Aim - Write out each line exactly as it stands, please.

Data to use -
################
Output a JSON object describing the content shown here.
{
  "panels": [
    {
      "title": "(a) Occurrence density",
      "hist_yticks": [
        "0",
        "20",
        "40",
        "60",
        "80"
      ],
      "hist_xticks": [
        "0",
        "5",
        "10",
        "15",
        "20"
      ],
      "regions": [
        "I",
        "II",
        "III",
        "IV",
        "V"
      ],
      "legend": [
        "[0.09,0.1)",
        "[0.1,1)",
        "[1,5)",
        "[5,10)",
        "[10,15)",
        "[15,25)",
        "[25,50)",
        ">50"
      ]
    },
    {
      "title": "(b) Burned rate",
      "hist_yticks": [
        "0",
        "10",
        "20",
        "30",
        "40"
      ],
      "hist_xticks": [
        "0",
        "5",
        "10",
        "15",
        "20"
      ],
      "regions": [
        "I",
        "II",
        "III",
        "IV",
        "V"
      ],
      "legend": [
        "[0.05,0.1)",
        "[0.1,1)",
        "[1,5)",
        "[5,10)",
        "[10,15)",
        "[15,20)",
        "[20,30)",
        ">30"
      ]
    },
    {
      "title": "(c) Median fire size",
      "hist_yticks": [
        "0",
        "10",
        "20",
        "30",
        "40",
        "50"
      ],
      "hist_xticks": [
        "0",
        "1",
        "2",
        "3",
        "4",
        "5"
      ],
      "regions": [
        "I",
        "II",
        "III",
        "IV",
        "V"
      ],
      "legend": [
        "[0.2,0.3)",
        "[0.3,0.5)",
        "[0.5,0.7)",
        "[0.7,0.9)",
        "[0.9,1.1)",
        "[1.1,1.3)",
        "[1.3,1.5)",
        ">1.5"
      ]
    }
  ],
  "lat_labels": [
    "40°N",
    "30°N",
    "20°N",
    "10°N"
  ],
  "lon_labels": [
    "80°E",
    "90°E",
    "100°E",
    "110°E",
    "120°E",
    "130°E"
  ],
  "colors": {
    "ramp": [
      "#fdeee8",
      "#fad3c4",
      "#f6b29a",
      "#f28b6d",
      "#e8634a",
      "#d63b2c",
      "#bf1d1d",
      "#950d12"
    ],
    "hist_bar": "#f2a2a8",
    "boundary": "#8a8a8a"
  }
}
################
Response below -
Output a JSON object describing the content shown here.
{
  "panels": [
    {
      "title": "(a) Occurrence density",
      "hist_yticks": [
        "0",
        "20",
        "40",
        "60",
        "80"
      ],
      "hist_xticks": [
        "0",
        "5",
        "10",
        "15",
        "20"
      ],
      "regions": [
        "I",
        "II",
        "III",
        "IV",
        "V"
      ],
      "legend": [
        "[0.09,0.1)",
        "[0.1,1)",
        "[1,5)",
        "[5,10)",
        "[10,15)",
        "[15,25)",
        "[25,50)",
        ">50"
      ]
    },
    {
      "title": "(b) Burned rate",
      "hist_yticks": [
        "0",
        "10",
        "20",
        "30",
        "40"
      ],
      "hist_xticks": [
        "0",
        "5",
        "10",
        "15",
        "20"
      ],
      "regions": [
        "I",
        "II",
        "III",
        "IV",
        "V"
      ],
      "legend": [
        "[0.05,0.1)",
        "[0.1,1)",
        "[1,5)",
        "[5,10)",
        "[10,15)",
        "[15,20)",
        "[20,30)",
        ">30"
      ]
    },
    {
      "title": "(c) Median fire size",
      "hist_yticks": [
        "0",
        "10",
        "20",
        "30",
        "40",
        "50"
      ],
      "hist_xticks": [
        "0",
        "1",
        "2",
        "3",
        "4",
        "5"
      ],
      "regions": [
        "I",
        "II",
        "III",
        "IV",
        "V"
      ],
      "legend": [
        "[0.2,0.3)",
        "[0.3,0.5)",
        "[0.5,0.7)",
        "[0.7,0.9)",
        "[0.9,1.1)",
        "[1.1,1.3)",
        "[1.3,1.5)",
        ">1.5"
      ]
    }
  ],
  "lat_labels": [
    "40°N",
    "30°N",
    "20°N",
    "10°N"
  ],
  "lon_labels": [
    "80°E",
    "90°E",
    "100°E",
    "110°E",
    "120°E",
    "130°E"
  ],
  "colors": {
    "ramp": [
      "#fdeee8",
      "#fad3c4",
      "#f6b29a",
      "#f28b6d",
      "#e8634a",
      "#d63b2c",
      "#bf1d1d",
      "#950d12"
    ],
    "hist_bar": "#f2a2a8",
    "boundary": "#8a8a8a"
  }
}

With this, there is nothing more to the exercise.